**Problem requirements:**
Output each line exactly as it appears, skipping any embedded picture.

--

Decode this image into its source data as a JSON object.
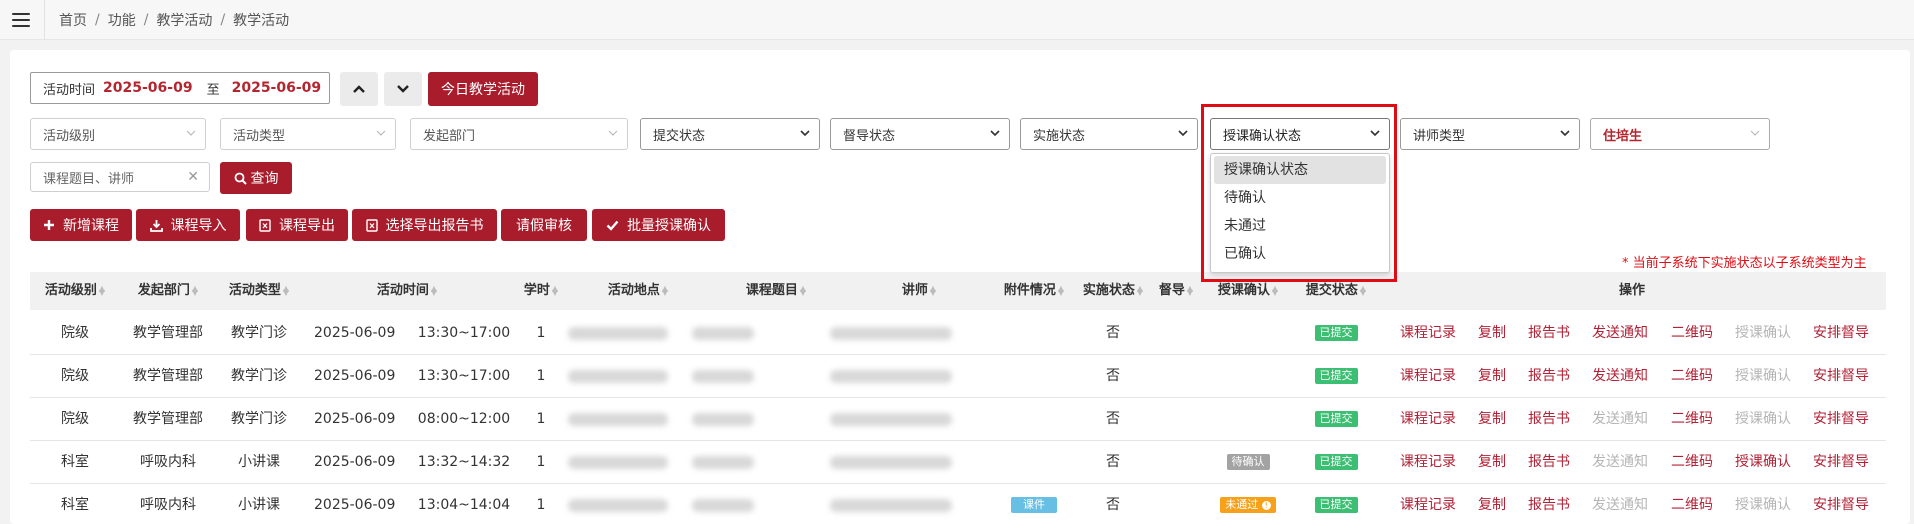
{
  "breadcrumb": [
    "首页",
    "功能",
    "教学活动",
    "教学活动"
  ],
  "date_filter": {
    "label": "活动时间",
    "start": "2025-06-09",
    "to": "至",
    "end": "2025-06-09"
  },
  "today_button": "今日教学活动",
  "filters": {
    "level": "活动级别",
    "type": "活动类型",
    "dept": "发起部门",
    "submit": "提交状态",
    "supervise": "督导状态",
    "implement": "实施状态",
    "confirm": "授课确认状态",
    "lecturer_type": "讲师类型",
    "trainee": "住培生"
  },
  "search": {
    "placeholder": "课程题目、讲师",
    "button": "查询"
  },
  "dropdown_options": [
    "授课确认状态",
    "待确认",
    "未通过",
    "已确认"
  ],
  "toolbar": [
    "新增课程",
    "课程导入",
    "课程导出",
    "选择导出报告书",
    "请假审核",
    "批量授课确认"
  ],
  "notice": "* 当前子系统下实施状态以子系统类型为主",
  "columns": [
    "活动级别",
    "发起部门",
    "活动类型",
    "活动时间",
    "学时",
    "活动地点",
    "课程题目",
    "讲师",
    "附件情况",
    "实施状态",
    "督导",
    "授课确认",
    "提交状态",
    "操作"
  ],
  "rows": [
    {
      "level": "院级",
      "dept": "教学管理部",
      "type": "教学门诊",
      "date": "2025-06-09",
      "time": "13:30~17:00",
      "hours": "1",
      "attach": "",
      "impl": "否",
      "confirm": "",
      "submit": "已提交",
      "notify_on": true,
      "confirm_on": false
    },
    {
      "level": "院级",
      "dept": "教学管理部",
      "type": "教学门诊",
      "date": "2025-06-09",
      "time": "13:30~17:00",
      "hours": "1",
      "attach": "",
      "impl": "否",
      "confirm": "",
      "submit": "已提交",
      "notify_on": true,
      "confirm_on": false
    },
    {
      "level": "院级",
      "dept": "教学管理部",
      "type": "教学门诊",
      "date": "2025-06-09",
      "time": "08:00~12:00",
      "hours": "1",
      "attach": "",
      "impl": "否",
      "confirm": "",
      "submit": "已提交",
      "notify_on": false,
      "confirm_on": false
    },
    {
      "level": "科室",
      "dept": "呼吸内科",
      "type": "小讲课",
      "date": "2025-06-09",
      "time": "13:32~14:32",
      "hours": "1",
      "attach": "",
      "impl": "否",
      "confirm": "待确认",
      "submit": "已提交",
      "notify_on": false,
      "confirm_on": true
    },
    {
      "level": "科室",
      "dept": "呼吸内科",
      "type": "小讲课",
      "date": "2025-06-09",
      "time": "13:04~14:04",
      "hours": "1",
      "attach": "课件",
      "impl": "否",
      "confirm": "未通过",
      "submit": "已提交",
      "notify_on": false,
      "confirm_on": false
    }
  ],
  "row_actions": [
    "课程记录",
    "复制",
    "报告书",
    "发送通知",
    "二维码",
    "授课确认",
    "安排督导"
  ],
  "colors": {
    "primary": "#a91c2c",
    "link": "#b22236",
    "highlight": "#e00c14",
    "badge_green": "#3cbf73",
    "badge_gray": "#a3a3a3",
    "badge_orange": "#f7a11a",
    "badge_blue": "#67bfe4"
  }
}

--

**Exercise output:**
Decode this image into its source data as a JSON object.
{
  "breadcrumb": [
    "首页",
    "功能",
    "教学活动",
    "教学活动"
  ],
  "date_filter": {
    "label": "活动时间",
    "start": "2025-06-09",
    "to": "至",
    "end": "2025-06-09"
  },
  "today_button": "今日教学活动",
  "filters": {
    "level": "活动级别",
    "type": "活动类型",
    "dept": "发起部门",
    "submit": "提交状态",
    "supervise": "督导状态",
    "implement": "实施状态",
    "confirm": "授课确认状态",
    "lecturer_type": "讲师类型",
    "trainee": "住培生"
  },
  "search": {
    "placeholder": "课程题目、讲师",
    "button": "查询"
  },
  "dropdown_options": [
    "授课确认状态",
    "待确认",
    "未通过",
    "已确认"
  ],
  "toolbar": [
    "新增课程",
    "课程导入",
    "课程导出",
    "选择导出报告书",
    "请假审核",
    "批量授课确认"
  ],
  "notice": "* 当前子系统下实施状态以子系统类型为主",
  "columns": [
    "活动级别",
    "发起部门",
    "活动类型",
    "活动时间",
    "学时",
    "活动地点",
    "课程题目",
    "讲师",
    "附件情况",
    "实施状态",
    "督导",
    "授课确认",
    "提交状态",
    "操作"
  ],
  "rows": [
    {
      "level": "院级",
      "dept": "教学管理部",
      "type": "教学门诊",
      "date": "2025-06-09",
      "time": "13:30~17:00",
      "hours": "1",
      "attach": "",
      "impl": "否",
      "confirm": "",
      "submit": "已提交",
      "notify_on": true,
      "confirm_on": false
    },
    {
      "level": "院级",
      "dept": "教学管理部",
      "type": "教学门诊",
      "date": "2025-06-09",
      "time": "13:30~17:00",
      "hours": "1",
      "attach": "",
      "impl": "否",
      "confirm": "",
      "submit": "已提交",
      "notify_on": true,
      "confirm_on": false
    },
    {
      "level": "院级",
      "dept": "教学管理部",
      "type": "教学门诊",
      "date": "2025-06-09",
      "time": "08:00~12:00",
      "hours": "1",
      "attach": "",
      "impl": "否",
      "confirm": "",
      "submit": "已提交",
      "notify_on": false,
      "confirm_on": false
    },
    {
      "level": "科室",
      "dept": "呼吸内科",
      "type": "小讲课",
      "date": "2025-06-09",
      "time": "13:32~14:32",
      "hours": "1",
      "attach": "",
      "impl": "否",
      "confirm": "待确认",
      "submit": "已提交",
      "notify_on": false,
      "confirm_on": true
    },
    {
      "level": "科室",
      "dept": "呼吸内科",
      "type": "小讲课",
      "date": "2025-06-09",
      "time": "13:04~14:04",
      "hours": "1",
      "attach": "课件",
      "impl": "否",
      "confirm": "未通过",
      "submit": "已提交",
      "notify_on": false,
      "confirm_on": false
    }
  ],
  "row_actions": [
    "课程记录",
    "复制",
    "报告书",
    "发送通知",
    "二维码",
    "授课确认",
    "安排督导"
  ],
  "colors": {
    "primary": "#a91c2c",
    "link": "#b22236",
    "highlight": "#e00c14",
    "badge_green": "#3cbf73",
    "badge_gray": "#a3a3a3",
    "badge_orange": "#f7a11a",
    "badge_blue": "#67bfe4"
  }
}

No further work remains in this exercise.